● **What you need to do**: Wherever a line below holds the word "prefix", copy that line.

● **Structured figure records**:
+ + + + + + +
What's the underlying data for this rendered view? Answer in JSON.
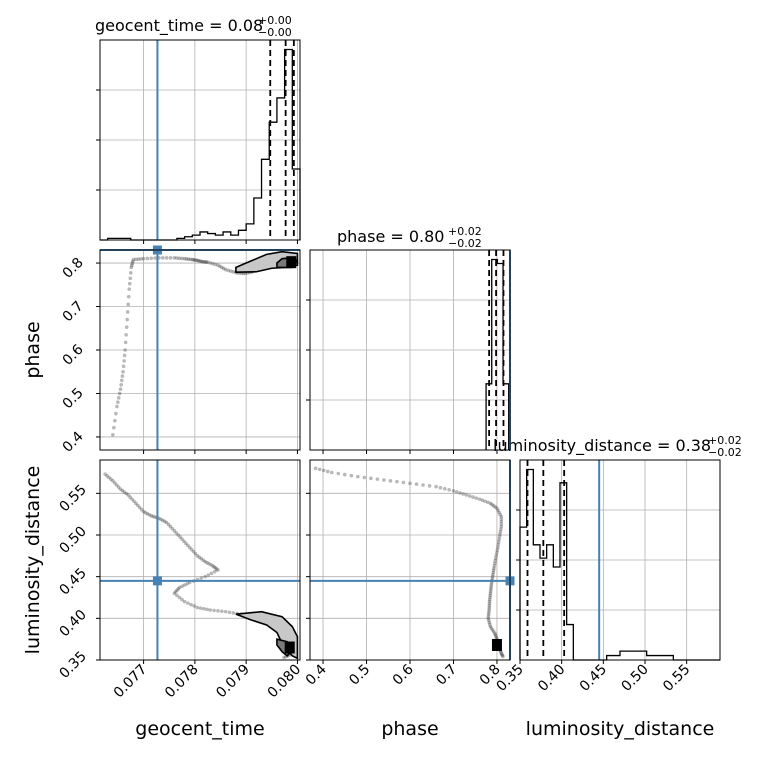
{
  "colors": {
    "truth": "#4682b4",
    "line": "#000000",
    "grid": "#b0b0b0"
  },
  "titles": {
    "geocent_time": {
      "prefix": "geocent_time = 0.08",
      "sup": "+0.00",
      "sub": "−0.00"
    },
    "phase": {
      "prefix": "phase = 0.80",
      "sup": "+0.02",
      "sub": "−0.02"
    },
    "luminosity_distance": {
      "prefix": "luminosity_distance = 0.38",
      "sup": "+0.02",
      "sub": "−0.02"
    }
  },
  "axis_labels": {
    "x": [
      "geocent_time",
      "phase",
      "luminosity_distance"
    ],
    "y": [
      "phase",
      "luminosity_distance"
    ]
  },
  "chart_data": {
    "type": "corner",
    "parameters": [
      "geocent_time",
      "phase",
      "luminosity_distance"
    ],
    "truths": {
      "geocent_time": 0.07727,
      "phase": 0.83,
      "luminosity_distance": 0.445
    },
    "ranges": {
      "geocent_time": [
        0.07615,
        0.08005
      ],
      "phase": [
        0.37,
        0.83
      ],
      "luminosity_distance": [
        0.35,
        0.59
      ]
    },
    "ticks": {
      "geocent_time": {
        "values": [
          0.077,
          0.078,
          0.079,
          0.08
        ],
        "labels": [
          "0.077",
          "0.078",
          "0.079",
          "0.080"
        ]
      },
      "phase": {
        "values": [
          0.4,
          0.5,
          0.6,
          0.7,
          0.8
        ],
        "labels": [
          "0.4",
          "0.5",
          "0.6",
          "0.7",
          "0.8"
        ]
      },
      "luminosity_distance": {
        "values": [
          0.35,
          0.4,
          0.45,
          0.5,
          0.55
        ],
        "labels": [
          "0.35",
          "0.40",
          "0.45",
          "0.50",
          "0.55"
        ]
      }
    },
    "quantiles": {
      "geocent_time": [
        0.07947,
        0.07977,
        0.07993
      ],
      "phase": [
        0.782,
        0.798,
        0.815
      ],
      "luminosity_distance": [
        0.359,
        0.378,
        0.403
      ]
    },
    "histograms": {
      "geocent_time": {
        "edges": [
          0.07615,
          0.0763,
          0.07645,
          0.0766,
          0.07675,
          0.0769,
          0.07705,
          0.0772,
          0.07735,
          0.0775,
          0.07765,
          0.0778,
          0.07795,
          0.0781,
          0.07825,
          0.0784,
          0.07855,
          0.0787,
          0.07885,
          0.079,
          0.07915,
          0.0793,
          0.07945,
          0.0796,
          0.07975,
          0.0799,
          0.08005
        ],
        "counts": [
          0,
          1,
          1,
          1,
          0,
          0,
          0,
          0,
          0,
          0,
          1,
          2,
          3,
          5,
          4,
          3,
          5,
          3,
          6,
          10,
          26,
          50,
          73,
          88,
          118,
          44
        ]
      },
      "phase": {
        "edges": [
          0.775,
          0.788,
          0.801,
          0.814,
          0.827
        ],
        "counts": [
          33,
          95,
          93,
          33
        ]
      },
      "luminosity_distance": {
        "edges": [
          0.35,
          0.358,
          0.366,
          0.374,
          0.382,
          0.39,
          0.398,
          0.406,
          0.414,
          0.422,
          0.43,
          0.438,
          0.446,
          0.454,
          0.462,
          0.47,
          0.478,
          0.486,
          0.494,
          0.502,
          0.51,
          0.518,
          0.526,
          0.534,
          0.542,
          0.55,
          0.558,
          0.566,
          0.574,
          0.582,
          0.59
        ],
        "counts": [
          30,
          43,
          26,
          23,
          26,
          21,
          40,
          8,
          0,
          0,
          0,
          0,
          0,
          1,
          1,
          2,
          2,
          2,
          2,
          1,
          1,
          1,
          1,
          0,
          0,
          0,
          0,
          0,
          0,
          0
        ]
      }
    },
    "samples": {
      "phase_vs_geocent_time": [
        [
          0.0764,
          0.405
        ],
        [
          0.07648,
          0.47
        ],
        [
          0.07655,
          0.51
        ],
        [
          0.0766,
          0.55
        ],
        [
          0.07664,
          0.6
        ],
        [
          0.07668,
          0.67
        ],
        [
          0.07672,
          0.74
        ],
        [
          0.07676,
          0.79
        ],
        [
          0.0768,
          0.808
        ],
        [
          0.077,
          0.81
        ],
        [
          0.0773,
          0.812
        ],
        [
          0.0776,
          0.812
        ],
        [
          0.0778,
          0.81
        ],
        [
          0.07795,
          0.808
        ],
        [
          0.07805,
          0.806
        ],
        [
          0.07815,
          0.803
        ],
        [
          0.07825,
          0.802
        ],
        [
          0.07845,
          0.795
        ],
        [
          0.0786,
          0.785
        ],
        [
          0.0788,
          0.778
        ],
        [
          0.07895,
          0.776
        ],
        [
          0.0791,
          0.779
        ],
        [
          0.0792,
          0.785
        ],
        [
          0.0793,
          0.79
        ],
        [
          0.0795,
          0.8
        ],
        [
          0.0796,
          0.805
        ],
        [
          0.0797,
          0.8
        ],
        [
          0.0798,
          0.8
        ],
        [
          0.0799,
          0.8
        ],
        [
          0.08,
          0.81
        ]
      ],
      "luminosity_distance_vs_geocent_time": [
        [
          0.07625,
          0.573
        ],
        [
          0.0764,
          0.565
        ],
        [
          0.07655,
          0.555
        ],
        [
          0.0767,
          0.548
        ],
        [
          0.07685,
          0.538
        ],
        [
          0.077,
          0.528
        ],
        [
          0.07715,
          0.523
        ],
        [
          0.0773,
          0.52
        ],
        [
          0.07745,
          0.515
        ],
        [
          0.0776,
          0.505
        ],
        [
          0.07775,
          0.495
        ],
        [
          0.0779,
          0.485
        ],
        [
          0.07805,
          0.475
        ],
        [
          0.0782,
          0.468
        ],
        [
          0.07835,
          0.463
        ],
        [
          0.07845,
          0.458
        ],
        [
          0.0782,
          0.45
        ],
        [
          0.0779,
          0.443
        ],
        [
          0.0777,
          0.437
        ],
        [
          0.0776,
          0.43
        ],
        [
          0.0778,
          0.42
        ],
        [
          0.07805,
          0.413
        ],
        [
          0.0783,
          0.41
        ],
        [
          0.0786,
          0.408
        ],
        [
          0.0789,
          0.405
        ],
        [
          0.0792,
          0.4
        ],
        [
          0.0794,
          0.395
        ],
        [
          0.0796,
          0.385
        ],
        [
          0.0797,
          0.375
        ],
        [
          0.0798,
          0.368
        ],
        [
          0.0799,
          0.362
        ],
        [
          0.07985,
          0.356
        ],
        [
          0.0797,
          0.352
        ]
      ],
      "luminosity_distance_vs_phase": [
        [
          0.383,
          0.58
        ],
        [
          0.42,
          0.575
        ],
        [
          0.48,
          0.57
        ],
        [
          0.54,
          0.566
        ],
        [
          0.6,
          0.562
        ],
        [
          0.66,
          0.558
        ],
        [
          0.7,
          0.553
        ],
        [
          0.73,
          0.548
        ],
        [
          0.76,
          0.543
        ],
        [
          0.785,
          0.538
        ],
        [
          0.8,
          0.532
        ],
        [
          0.81,
          0.522
        ],
        [
          0.81,
          0.51
        ],
        [
          0.806,
          0.498
        ],
        [
          0.802,
          0.485
        ],
        [
          0.797,
          0.472
        ],
        [
          0.793,
          0.46
        ],
        [
          0.79,
          0.45
        ],
        [
          0.787,
          0.44
        ],
        [
          0.785,
          0.43
        ],
        [
          0.783,
          0.42
        ],
        [
          0.782,
          0.41
        ],
        [
          0.78,
          0.4
        ],
        [
          0.785,
          0.39
        ],
        [
          0.795,
          0.382
        ],
        [
          0.8,
          0.375
        ],
        [
          0.805,
          0.365
        ],
        [
          0.81,
          0.358
        ],
        [
          0.815,
          0.353
        ]
      ]
    },
    "contours": {
      "phase_vs_geocent_time": [
        [
          [
            0.0788,
            0.779
          ],
          [
            0.0792,
            0.78
          ],
          [
            0.0795,
            0.788
          ],
          [
            0.0798,
            0.79
          ],
          [
            0.08,
            0.795
          ],
          [
            0.08,
            0.822
          ],
          [
            0.0797,
            0.826
          ],
          [
            0.0794,
            0.82
          ],
          [
            0.0792,
            0.81
          ],
          [
            0.079,
            0.8
          ],
          [
            0.0788,
            0.79
          ],
          [
            0.0788,
            0.779
          ]
        ],
        [
          [
            0.0796,
            0.79
          ],
          [
            0.0799,
            0.79
          ],
          [
            0.08,
            0.805
          ],
          [
            0.0799,
            0.812
          ],
          [
            0.0797,
            0.81
          ],
          [
            0.0796,
            0.8
          ],
          [
            0.0796,
            0.79
          ]
        ]
      ],
      "luminosity_distance_vs_geocent_time": [
        [
          [
            0.0788,
            0.405
          ],
          [
            0.0793,
            0.408
          ],
          [
            0.0797,
            0.402
          ],
          [
            0.0799,
            0.39
          ],
          [
            0.08,
            0.378
          ],
          [
            0.08,
            0.352
          ],
          [
            0.0799,
            0.355
          ],
          [
            0.0797,
            0.37
          ],
          [
            0.0796,
            0.383
          ],
          [
            0.0794,
            0.392
          ],
          [
            0.0791,
            0.398
          ],
          [
            0.0788,
            0.405
          ]
        ],
        [
          [
            0.0796,
            0.375
          ],
          [
            0.0798,
            0.372
          ],
          [
            0.0799,
            0.362
          ],
          [
            0.0798,
            0.355
          ],
          [
            0.0797,
            0.36
          ],
          [
            0.0796,
            0.368
          ],
          [
            0.0796,
            0.375
          ]
        ]
      ]
    },
    "dense": {
      "phase_vs_geocent_time": [
        0.07988,
        0.802
      ],
      "luminosity_distance_vs_geocent_time": [
        0.07985,
        0.365
      ],
      "luminosity_distance_vs_phase": [
        0.8,
        0.368
      ]
    }
  }
}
+ + + + + + +
● **Written solution**:
      "prefix": "geocent_time = 0.08",
      "prefix": "phase = 0.80",
      "prefix": "luminosity_distance = 0.38",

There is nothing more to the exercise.